◆ **ENTRIES**:
-- begin --
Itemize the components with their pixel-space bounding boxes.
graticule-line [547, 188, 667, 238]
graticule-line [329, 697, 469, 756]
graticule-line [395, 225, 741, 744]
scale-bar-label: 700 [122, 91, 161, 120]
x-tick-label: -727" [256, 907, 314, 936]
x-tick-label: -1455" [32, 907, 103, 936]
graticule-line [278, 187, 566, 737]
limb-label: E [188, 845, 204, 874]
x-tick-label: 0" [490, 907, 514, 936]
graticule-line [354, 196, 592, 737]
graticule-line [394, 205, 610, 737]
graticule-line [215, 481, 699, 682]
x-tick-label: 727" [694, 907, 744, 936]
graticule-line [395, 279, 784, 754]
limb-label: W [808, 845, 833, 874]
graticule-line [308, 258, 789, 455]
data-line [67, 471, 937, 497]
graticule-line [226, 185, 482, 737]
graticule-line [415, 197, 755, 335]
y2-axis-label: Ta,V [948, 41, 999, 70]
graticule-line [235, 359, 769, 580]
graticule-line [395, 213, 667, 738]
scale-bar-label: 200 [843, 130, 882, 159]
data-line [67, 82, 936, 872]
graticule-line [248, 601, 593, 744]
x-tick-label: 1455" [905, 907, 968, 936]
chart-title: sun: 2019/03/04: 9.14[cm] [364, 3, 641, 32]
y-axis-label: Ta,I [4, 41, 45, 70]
-- end --
◆ **THE REQUEST**: Rewrite the listing above with "graticule-line" renamed to "grid-line" everywhere and nothing else changed.

◆ **RESULT OF THE EXERCISE**:
Itemize the components with their pixel-space bounding boxes.
grid-line [547, 188, 667, 238]
grid-line [329, 697, 469, 756]
grid-line [395, 225, 741, 744]
scale-bar-label: 700 [122, 91, 161, 120]
x-tick-label: -727" [256, 907, 314, 936]
x-tick-label: -1455" [32, 907, 103, 936]
grid-line [278, 187, 566, 737]
limb-label: E [188, 845, 204, 874]
x-tick-label: 0" [490, 907, 514, 936]
grid-line [354, 196, 592, 737]
grid-line [394, 205, 610, 737]
grid-line [215, 481, 699, 682]
x-tick-label: 727" [694, 907, 744, 936]
grid-line [395, 279, 784, 754]
limb-label: W [808, 845, 833, 874]
grid-line [308, 258, 789, 455]
data-line [67, 471, 937, 497]
grid-line [226, 185, 482, 737]
grid-line [415, 197, 755, 335]
y2-axis-label: Ta,V [948, 41, 999, 70]
grid-line [235, 359, 769, 580]
grid-line [395, 213, 667, 738]
scale-bar-label: 200 [843, 130, 882, 159]
data-line [67, 82, 936, 872]
grid-line [248, 601, 593, 744]
x-tick-label: 1455" [905, 907, 968, 936]
chart-title: sun: 2019/03/04: 9.14[cm] [364, 3, 641, 32]
y-axis-label: Ta,I [4, 41, 45, 70]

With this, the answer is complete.